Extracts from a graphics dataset

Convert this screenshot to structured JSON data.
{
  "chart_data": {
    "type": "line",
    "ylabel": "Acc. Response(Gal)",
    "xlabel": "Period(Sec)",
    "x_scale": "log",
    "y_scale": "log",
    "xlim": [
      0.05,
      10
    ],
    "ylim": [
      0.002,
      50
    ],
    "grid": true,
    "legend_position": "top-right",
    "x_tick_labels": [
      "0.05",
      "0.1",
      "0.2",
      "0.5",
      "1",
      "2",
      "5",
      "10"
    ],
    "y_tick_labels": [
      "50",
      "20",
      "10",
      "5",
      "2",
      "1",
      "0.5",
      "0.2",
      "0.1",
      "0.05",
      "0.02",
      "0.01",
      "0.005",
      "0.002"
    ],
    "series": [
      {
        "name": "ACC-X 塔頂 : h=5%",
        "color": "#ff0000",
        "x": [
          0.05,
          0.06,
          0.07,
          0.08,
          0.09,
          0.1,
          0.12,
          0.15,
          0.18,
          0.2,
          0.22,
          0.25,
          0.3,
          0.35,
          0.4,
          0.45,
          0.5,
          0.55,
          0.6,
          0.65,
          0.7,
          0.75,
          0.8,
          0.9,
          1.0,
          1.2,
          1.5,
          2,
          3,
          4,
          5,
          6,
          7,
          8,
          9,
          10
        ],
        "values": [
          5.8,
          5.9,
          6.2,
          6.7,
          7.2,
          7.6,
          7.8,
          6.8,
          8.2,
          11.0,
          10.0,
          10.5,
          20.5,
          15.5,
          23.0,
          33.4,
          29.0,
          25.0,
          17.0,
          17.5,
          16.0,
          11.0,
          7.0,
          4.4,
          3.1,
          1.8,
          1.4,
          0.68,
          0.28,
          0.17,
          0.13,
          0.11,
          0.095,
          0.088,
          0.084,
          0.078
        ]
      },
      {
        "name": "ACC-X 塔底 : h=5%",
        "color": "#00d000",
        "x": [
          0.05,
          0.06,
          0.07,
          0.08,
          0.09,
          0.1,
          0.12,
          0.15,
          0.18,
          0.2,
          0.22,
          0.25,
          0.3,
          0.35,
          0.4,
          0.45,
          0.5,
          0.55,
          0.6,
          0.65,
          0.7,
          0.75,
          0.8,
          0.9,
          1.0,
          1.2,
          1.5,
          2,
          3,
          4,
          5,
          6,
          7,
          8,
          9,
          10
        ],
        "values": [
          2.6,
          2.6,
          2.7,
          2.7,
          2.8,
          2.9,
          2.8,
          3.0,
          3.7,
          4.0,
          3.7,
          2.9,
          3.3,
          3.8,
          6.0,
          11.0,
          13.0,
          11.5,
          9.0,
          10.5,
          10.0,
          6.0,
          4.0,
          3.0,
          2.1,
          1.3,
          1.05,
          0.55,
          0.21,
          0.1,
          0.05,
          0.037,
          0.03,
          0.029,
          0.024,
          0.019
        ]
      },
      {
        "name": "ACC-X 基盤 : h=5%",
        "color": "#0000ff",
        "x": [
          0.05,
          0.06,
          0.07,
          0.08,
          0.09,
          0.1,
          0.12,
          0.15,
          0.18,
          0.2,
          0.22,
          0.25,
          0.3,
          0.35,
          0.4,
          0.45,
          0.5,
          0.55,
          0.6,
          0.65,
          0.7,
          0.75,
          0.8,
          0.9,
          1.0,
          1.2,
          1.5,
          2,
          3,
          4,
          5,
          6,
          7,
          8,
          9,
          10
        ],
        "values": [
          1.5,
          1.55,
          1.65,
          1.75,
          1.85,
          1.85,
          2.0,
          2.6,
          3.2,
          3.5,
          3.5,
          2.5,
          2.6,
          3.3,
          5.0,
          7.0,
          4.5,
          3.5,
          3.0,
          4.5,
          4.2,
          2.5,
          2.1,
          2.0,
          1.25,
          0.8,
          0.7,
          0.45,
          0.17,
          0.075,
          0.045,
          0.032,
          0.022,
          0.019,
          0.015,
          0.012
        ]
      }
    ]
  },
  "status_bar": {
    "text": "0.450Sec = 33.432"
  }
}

— TASK DESCRIPTION —
Reproduce each line from the records that contains the word "color".

— REPLY TO THE TASK —
        "color": "#ff0000",
        "color": "#00d000",
        "color": "#0000ff",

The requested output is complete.